Look below. Copy each line that has "name" in it.

▸ Data extracted from a collection
········

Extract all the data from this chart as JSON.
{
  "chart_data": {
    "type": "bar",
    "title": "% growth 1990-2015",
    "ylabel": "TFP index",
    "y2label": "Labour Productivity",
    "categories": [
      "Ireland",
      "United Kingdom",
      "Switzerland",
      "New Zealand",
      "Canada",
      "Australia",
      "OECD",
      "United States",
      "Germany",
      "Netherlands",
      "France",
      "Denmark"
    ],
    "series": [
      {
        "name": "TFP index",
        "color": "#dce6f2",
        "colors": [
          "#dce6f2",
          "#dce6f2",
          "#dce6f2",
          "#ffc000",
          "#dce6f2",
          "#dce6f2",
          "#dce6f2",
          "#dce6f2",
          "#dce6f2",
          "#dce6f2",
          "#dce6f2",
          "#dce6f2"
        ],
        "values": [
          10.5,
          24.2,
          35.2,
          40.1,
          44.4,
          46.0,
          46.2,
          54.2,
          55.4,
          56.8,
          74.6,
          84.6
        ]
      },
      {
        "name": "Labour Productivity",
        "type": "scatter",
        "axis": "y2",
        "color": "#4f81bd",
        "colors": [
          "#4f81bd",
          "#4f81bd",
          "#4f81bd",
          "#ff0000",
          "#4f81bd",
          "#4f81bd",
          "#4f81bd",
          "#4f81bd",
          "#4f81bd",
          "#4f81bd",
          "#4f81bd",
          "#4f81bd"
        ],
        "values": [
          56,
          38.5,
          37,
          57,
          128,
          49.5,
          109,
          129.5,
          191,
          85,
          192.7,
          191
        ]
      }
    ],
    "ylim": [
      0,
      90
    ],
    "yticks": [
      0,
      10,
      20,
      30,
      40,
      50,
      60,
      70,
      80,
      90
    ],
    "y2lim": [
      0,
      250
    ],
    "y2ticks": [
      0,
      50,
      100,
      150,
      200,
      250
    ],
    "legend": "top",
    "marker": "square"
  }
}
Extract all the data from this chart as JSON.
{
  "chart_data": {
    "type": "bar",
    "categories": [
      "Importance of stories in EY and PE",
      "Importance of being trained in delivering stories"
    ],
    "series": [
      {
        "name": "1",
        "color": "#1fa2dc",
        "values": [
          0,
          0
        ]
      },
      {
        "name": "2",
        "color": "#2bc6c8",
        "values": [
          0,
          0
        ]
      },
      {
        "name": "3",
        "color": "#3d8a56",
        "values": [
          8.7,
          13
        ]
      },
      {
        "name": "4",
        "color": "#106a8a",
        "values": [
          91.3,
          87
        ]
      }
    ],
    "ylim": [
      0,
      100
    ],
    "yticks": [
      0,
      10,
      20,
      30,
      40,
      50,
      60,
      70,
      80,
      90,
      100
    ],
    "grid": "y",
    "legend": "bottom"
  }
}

········

▸ Task result
        "name": "TFP index",
        "name": "Labour Productivity",
        "name": "1",
        "name": "2",
        "name": "3",
        "name": "4",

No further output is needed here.